■ Stated exercise
Copy all lines in which the word "icon" can be found.

■ Records to use
========
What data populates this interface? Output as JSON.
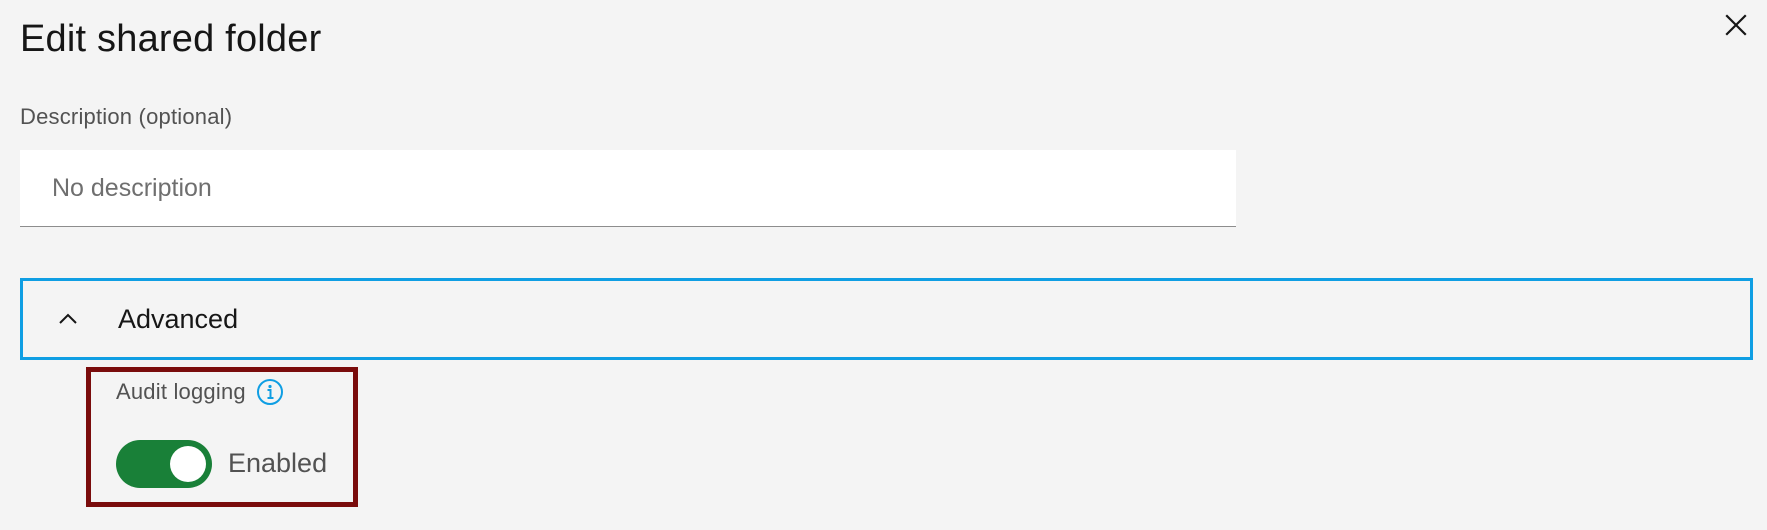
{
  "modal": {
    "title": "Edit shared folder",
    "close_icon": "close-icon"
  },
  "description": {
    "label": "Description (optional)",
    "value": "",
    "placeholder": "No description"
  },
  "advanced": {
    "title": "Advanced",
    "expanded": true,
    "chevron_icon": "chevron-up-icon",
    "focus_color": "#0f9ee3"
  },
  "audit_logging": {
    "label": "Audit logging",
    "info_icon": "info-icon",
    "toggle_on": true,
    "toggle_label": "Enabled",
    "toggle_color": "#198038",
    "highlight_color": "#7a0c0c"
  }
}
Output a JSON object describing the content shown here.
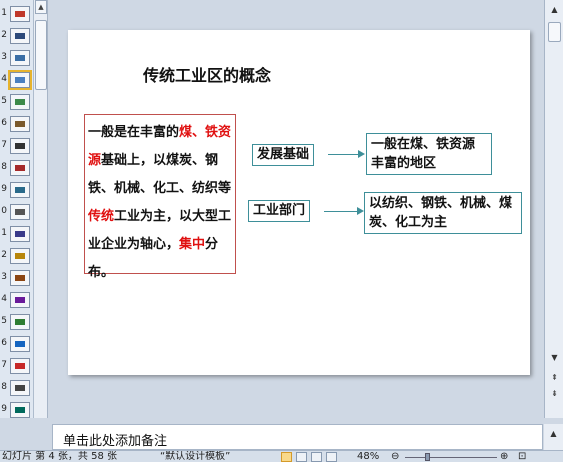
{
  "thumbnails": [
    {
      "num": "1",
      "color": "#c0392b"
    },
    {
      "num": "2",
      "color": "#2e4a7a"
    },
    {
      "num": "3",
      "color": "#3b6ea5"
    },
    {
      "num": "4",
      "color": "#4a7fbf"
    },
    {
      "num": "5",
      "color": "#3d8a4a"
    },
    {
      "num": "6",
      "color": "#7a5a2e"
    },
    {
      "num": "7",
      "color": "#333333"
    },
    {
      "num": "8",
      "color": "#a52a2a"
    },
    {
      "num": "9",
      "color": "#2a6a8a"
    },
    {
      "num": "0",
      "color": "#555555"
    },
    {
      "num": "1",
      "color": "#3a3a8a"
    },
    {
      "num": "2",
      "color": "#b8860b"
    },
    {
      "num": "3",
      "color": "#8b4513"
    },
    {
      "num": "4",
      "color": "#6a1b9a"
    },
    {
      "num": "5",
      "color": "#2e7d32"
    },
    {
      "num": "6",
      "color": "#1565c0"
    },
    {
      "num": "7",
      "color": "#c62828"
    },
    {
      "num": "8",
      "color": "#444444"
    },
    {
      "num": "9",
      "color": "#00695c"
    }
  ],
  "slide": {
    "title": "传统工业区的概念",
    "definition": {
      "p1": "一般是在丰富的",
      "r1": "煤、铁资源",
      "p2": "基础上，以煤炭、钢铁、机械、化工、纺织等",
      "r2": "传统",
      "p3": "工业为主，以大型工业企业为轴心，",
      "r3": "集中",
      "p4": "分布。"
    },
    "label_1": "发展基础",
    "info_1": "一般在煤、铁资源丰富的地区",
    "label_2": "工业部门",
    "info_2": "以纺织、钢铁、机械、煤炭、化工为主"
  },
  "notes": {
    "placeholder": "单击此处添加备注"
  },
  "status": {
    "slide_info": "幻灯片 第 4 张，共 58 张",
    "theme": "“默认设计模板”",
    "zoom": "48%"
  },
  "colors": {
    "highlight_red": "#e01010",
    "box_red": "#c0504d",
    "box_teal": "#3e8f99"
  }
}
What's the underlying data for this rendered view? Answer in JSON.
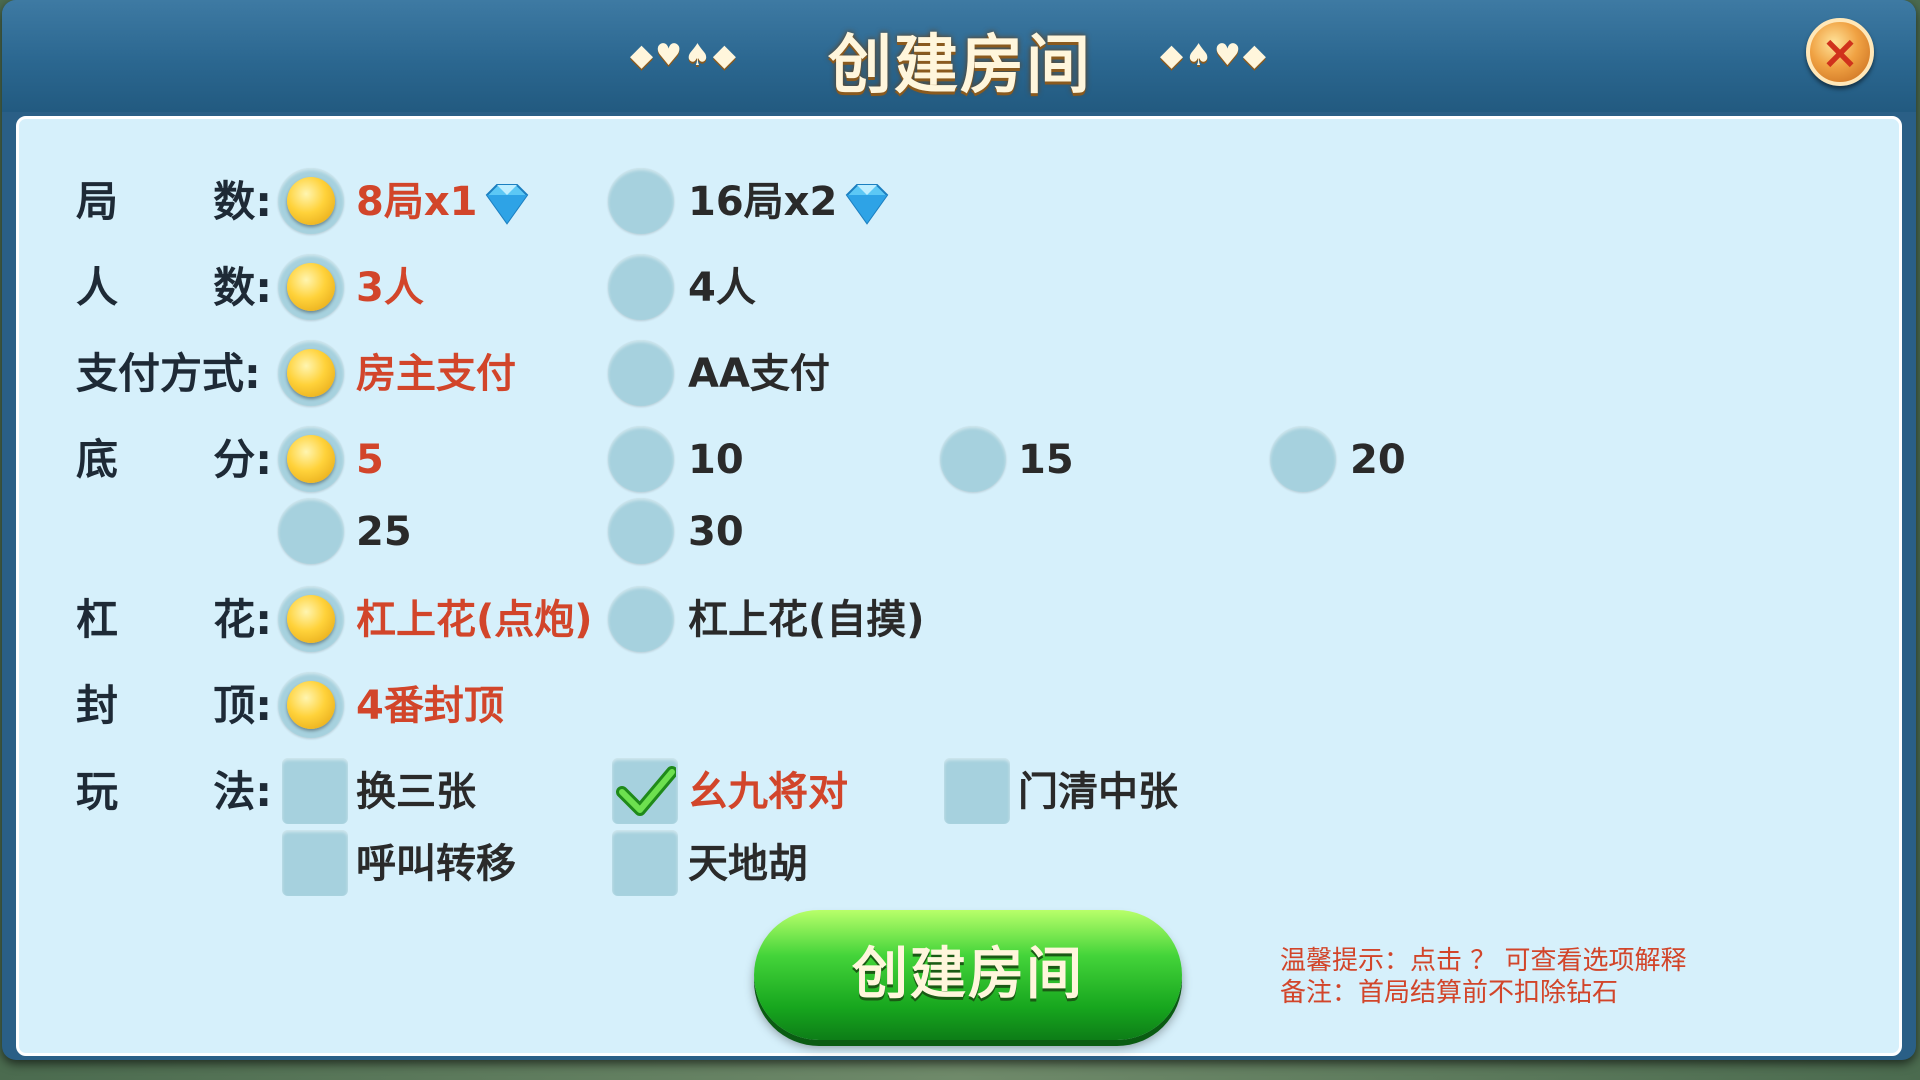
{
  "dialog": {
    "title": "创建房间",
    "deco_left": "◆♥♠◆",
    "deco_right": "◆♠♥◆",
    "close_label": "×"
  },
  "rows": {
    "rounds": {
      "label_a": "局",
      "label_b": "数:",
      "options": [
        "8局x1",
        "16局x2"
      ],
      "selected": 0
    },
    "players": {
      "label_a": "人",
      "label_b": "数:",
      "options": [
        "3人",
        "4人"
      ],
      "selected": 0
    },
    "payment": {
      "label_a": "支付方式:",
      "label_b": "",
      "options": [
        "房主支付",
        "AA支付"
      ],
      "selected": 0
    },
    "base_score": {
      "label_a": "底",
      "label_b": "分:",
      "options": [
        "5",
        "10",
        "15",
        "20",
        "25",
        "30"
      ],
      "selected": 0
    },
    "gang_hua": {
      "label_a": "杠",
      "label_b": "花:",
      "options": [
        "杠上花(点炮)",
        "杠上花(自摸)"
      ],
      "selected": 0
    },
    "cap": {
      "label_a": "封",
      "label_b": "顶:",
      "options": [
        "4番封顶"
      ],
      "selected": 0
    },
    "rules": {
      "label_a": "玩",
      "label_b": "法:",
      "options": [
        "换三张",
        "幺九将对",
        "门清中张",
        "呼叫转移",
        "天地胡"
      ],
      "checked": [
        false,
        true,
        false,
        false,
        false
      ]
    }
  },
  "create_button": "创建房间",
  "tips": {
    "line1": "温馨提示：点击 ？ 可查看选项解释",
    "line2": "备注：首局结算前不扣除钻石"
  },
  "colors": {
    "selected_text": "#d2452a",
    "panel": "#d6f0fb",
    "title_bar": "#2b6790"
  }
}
========
■ Exercise solution
    "close_icon": "close-icon"
    "chevron_icon": "chevron-up-icon",
    "info_icon": "info-icon",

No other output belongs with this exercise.